Work to complete: In the material below, list every line carrying the string "this".

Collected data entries
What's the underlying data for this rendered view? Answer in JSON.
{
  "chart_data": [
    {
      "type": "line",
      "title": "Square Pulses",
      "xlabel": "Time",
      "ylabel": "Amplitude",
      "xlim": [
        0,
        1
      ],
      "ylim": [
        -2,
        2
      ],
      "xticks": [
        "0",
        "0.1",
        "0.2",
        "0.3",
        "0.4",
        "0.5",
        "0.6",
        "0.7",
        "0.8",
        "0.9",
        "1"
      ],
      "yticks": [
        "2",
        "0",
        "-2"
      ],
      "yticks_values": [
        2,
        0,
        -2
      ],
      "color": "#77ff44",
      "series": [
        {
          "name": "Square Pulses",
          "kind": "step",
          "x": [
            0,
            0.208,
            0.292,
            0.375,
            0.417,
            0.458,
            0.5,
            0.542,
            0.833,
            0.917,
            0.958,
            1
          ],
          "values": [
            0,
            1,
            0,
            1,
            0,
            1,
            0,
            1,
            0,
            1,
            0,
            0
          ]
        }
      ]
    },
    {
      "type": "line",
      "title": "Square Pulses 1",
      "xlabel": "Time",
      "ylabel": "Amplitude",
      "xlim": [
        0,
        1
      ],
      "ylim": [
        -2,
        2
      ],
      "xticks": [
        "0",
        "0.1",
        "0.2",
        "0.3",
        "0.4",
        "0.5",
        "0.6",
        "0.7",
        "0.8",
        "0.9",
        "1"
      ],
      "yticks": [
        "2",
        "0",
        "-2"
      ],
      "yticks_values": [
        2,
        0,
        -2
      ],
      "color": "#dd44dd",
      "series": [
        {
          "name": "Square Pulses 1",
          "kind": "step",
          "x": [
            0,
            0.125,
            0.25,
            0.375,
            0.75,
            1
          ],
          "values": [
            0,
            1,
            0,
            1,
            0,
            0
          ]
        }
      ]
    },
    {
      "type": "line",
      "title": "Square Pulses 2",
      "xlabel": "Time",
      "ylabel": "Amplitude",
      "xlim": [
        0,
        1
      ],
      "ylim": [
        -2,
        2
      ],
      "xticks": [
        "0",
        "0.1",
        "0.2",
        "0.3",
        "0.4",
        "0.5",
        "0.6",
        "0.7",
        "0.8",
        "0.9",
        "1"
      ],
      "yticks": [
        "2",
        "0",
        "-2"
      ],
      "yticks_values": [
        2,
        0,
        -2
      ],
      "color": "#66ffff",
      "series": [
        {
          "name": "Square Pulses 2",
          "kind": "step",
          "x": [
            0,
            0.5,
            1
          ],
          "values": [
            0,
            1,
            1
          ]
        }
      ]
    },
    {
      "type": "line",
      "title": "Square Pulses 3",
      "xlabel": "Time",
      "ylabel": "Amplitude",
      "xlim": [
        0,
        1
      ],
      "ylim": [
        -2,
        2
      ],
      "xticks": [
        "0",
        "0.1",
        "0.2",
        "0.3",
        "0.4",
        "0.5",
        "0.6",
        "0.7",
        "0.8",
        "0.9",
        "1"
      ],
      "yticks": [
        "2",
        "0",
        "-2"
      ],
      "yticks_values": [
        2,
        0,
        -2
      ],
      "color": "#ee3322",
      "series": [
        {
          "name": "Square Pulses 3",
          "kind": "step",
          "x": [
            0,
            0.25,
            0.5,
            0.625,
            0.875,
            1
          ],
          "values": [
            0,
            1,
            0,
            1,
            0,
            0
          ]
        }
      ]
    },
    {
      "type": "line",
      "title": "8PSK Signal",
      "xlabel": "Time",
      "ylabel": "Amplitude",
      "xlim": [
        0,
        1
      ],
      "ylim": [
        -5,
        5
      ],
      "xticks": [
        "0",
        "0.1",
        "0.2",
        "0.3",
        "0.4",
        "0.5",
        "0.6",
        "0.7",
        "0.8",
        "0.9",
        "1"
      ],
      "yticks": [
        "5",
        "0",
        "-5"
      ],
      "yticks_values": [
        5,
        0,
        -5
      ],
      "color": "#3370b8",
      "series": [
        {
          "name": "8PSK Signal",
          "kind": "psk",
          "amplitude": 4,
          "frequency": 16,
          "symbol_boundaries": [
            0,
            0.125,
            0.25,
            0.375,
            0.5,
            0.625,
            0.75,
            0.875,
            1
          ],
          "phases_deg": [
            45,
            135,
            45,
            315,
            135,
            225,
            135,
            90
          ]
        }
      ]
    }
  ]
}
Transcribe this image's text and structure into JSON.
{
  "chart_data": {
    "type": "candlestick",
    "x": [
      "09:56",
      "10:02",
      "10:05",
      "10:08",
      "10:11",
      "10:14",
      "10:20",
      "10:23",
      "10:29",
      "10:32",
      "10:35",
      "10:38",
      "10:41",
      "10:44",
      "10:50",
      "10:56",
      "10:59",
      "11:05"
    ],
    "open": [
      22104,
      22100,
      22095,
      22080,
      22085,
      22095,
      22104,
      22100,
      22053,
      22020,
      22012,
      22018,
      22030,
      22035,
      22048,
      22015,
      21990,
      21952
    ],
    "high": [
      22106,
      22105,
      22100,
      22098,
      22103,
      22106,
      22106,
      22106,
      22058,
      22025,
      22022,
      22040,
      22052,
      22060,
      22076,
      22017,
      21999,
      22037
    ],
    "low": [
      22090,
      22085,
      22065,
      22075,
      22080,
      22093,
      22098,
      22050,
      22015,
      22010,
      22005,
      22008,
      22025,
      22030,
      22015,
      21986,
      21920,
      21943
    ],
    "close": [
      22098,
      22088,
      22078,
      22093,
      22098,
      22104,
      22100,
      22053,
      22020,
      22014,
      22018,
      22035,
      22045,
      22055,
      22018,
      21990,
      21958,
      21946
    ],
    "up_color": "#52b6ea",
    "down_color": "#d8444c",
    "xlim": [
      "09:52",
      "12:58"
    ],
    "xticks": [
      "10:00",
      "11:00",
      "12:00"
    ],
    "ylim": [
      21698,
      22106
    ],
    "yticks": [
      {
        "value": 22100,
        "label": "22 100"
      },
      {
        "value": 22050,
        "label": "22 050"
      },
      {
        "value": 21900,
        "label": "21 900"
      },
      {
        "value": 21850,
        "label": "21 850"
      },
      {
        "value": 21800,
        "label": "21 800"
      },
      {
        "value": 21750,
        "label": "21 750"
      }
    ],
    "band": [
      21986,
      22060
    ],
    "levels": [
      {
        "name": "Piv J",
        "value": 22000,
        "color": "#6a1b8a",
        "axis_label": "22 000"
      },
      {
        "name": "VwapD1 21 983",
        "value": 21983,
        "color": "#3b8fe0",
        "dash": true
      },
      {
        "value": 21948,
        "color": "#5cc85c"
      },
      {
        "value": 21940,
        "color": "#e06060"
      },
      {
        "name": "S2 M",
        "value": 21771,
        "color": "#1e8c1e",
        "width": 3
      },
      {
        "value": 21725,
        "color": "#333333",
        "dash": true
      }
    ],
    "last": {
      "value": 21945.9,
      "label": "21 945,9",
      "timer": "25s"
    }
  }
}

Solved problem:
What's the underlying data for this rendered view? Answer in JSON.
Transcribe this image's text and structure into JSON.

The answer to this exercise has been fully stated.